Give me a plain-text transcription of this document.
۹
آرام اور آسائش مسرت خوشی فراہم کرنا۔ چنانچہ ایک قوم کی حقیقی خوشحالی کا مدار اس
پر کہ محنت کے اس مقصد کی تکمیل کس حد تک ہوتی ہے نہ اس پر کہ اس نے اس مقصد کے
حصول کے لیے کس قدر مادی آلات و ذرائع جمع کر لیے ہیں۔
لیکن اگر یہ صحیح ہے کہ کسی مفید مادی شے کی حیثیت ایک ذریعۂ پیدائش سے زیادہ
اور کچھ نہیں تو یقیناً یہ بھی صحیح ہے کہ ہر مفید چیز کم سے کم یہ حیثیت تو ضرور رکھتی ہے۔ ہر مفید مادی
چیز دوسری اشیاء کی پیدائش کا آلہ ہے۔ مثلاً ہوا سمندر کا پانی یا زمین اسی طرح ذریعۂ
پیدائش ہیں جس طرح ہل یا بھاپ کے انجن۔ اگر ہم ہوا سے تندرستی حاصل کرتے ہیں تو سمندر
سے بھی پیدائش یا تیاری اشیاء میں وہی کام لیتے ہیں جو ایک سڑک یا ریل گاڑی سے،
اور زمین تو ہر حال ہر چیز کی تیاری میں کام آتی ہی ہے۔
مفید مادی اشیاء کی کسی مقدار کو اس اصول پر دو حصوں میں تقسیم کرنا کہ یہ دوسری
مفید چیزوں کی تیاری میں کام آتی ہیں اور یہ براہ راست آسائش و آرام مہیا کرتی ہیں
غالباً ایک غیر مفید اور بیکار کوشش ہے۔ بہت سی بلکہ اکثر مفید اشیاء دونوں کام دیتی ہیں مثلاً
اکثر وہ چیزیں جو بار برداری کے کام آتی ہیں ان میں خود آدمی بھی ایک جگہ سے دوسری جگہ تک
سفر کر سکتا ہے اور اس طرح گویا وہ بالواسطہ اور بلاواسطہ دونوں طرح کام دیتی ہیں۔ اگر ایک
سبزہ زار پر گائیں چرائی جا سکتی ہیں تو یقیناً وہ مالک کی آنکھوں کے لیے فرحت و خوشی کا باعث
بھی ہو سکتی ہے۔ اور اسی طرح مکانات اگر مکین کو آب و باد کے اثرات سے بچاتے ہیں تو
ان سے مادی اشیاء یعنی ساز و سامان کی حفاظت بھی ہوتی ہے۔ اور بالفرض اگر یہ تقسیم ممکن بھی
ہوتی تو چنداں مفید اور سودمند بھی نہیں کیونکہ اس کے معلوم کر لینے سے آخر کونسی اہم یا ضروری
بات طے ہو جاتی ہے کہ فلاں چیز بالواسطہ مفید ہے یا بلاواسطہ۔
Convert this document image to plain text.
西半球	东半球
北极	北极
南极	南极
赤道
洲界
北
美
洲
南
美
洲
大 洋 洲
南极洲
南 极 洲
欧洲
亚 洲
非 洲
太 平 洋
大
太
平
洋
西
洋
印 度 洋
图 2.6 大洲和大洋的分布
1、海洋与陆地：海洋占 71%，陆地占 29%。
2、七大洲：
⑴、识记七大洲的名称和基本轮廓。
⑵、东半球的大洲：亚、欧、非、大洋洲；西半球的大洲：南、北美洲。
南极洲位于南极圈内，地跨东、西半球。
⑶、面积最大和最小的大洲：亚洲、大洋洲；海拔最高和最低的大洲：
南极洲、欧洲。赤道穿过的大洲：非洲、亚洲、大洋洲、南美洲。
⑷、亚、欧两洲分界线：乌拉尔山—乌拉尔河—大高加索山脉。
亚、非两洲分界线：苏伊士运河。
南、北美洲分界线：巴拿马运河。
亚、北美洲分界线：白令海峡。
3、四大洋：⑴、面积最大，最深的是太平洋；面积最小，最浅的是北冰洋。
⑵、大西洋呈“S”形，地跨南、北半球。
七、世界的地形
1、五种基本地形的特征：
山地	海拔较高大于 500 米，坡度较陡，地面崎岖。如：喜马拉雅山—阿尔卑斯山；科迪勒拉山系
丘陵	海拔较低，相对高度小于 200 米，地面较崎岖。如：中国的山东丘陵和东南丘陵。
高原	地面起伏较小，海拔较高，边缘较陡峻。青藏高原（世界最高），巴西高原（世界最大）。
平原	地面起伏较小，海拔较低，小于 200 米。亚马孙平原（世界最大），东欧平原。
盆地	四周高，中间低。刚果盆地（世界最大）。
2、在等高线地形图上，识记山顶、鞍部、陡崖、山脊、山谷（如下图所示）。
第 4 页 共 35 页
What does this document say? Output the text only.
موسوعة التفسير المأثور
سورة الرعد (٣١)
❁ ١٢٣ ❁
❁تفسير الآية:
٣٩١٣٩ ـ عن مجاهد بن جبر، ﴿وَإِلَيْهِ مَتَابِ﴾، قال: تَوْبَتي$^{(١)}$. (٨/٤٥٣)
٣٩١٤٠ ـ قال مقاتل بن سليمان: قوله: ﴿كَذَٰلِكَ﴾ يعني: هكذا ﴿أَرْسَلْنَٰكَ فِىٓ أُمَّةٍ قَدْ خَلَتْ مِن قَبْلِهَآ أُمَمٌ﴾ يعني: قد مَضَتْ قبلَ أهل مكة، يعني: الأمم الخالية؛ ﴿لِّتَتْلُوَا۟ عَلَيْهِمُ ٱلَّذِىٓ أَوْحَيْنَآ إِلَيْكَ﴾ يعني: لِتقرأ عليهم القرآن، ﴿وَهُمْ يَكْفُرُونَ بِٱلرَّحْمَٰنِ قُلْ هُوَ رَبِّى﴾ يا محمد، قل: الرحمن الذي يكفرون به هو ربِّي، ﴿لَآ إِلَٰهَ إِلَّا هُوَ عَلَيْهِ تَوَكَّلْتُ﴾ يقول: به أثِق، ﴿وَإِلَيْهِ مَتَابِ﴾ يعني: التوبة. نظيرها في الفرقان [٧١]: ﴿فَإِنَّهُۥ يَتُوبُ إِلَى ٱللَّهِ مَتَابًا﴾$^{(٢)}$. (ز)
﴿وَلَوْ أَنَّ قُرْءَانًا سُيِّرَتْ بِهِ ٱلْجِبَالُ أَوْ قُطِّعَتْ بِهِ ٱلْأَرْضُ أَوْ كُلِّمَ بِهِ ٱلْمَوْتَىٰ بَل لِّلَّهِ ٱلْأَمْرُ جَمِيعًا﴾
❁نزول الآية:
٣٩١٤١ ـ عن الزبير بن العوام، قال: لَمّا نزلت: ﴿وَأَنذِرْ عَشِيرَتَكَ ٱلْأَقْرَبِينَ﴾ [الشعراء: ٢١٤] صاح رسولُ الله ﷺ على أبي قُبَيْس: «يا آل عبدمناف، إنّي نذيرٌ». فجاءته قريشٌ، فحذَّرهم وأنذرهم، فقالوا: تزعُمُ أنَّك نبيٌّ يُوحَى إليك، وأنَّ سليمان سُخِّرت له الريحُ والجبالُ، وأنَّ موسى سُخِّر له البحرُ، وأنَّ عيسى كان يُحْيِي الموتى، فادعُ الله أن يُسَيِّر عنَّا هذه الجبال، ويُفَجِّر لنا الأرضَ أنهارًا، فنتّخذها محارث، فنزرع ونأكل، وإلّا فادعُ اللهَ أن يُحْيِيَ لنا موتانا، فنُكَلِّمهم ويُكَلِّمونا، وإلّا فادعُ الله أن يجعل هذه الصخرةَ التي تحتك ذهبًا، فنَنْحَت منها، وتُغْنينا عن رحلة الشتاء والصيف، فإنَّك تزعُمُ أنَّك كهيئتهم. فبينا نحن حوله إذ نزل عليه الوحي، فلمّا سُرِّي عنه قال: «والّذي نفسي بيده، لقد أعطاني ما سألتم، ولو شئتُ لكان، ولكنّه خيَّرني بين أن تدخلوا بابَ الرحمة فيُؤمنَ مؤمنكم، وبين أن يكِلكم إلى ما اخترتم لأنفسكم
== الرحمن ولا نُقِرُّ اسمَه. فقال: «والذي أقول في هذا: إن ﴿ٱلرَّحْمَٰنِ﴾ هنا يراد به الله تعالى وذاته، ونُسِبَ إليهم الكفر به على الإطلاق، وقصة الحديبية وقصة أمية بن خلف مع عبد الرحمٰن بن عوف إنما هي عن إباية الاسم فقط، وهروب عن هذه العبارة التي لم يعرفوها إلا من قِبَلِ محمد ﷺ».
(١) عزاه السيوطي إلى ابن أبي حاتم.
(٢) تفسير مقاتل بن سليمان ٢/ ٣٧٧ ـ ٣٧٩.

= = = =

* [Your objective] Copy each line of the preceding data that contains the string "ذریعۂ".

* [Answer to the task]
لیکن اگر یہ صحیح ہے کہ کسی مفید مادی شے کی حیثیت ایک ذریعۂ پیدائش سے زیادہ
چیز دوسری اشیاء کی پیدائش کا آلہ ہے۔ مثلاً ہوا سمندر کا پانی یا زمین اسی طرح ذریعۂ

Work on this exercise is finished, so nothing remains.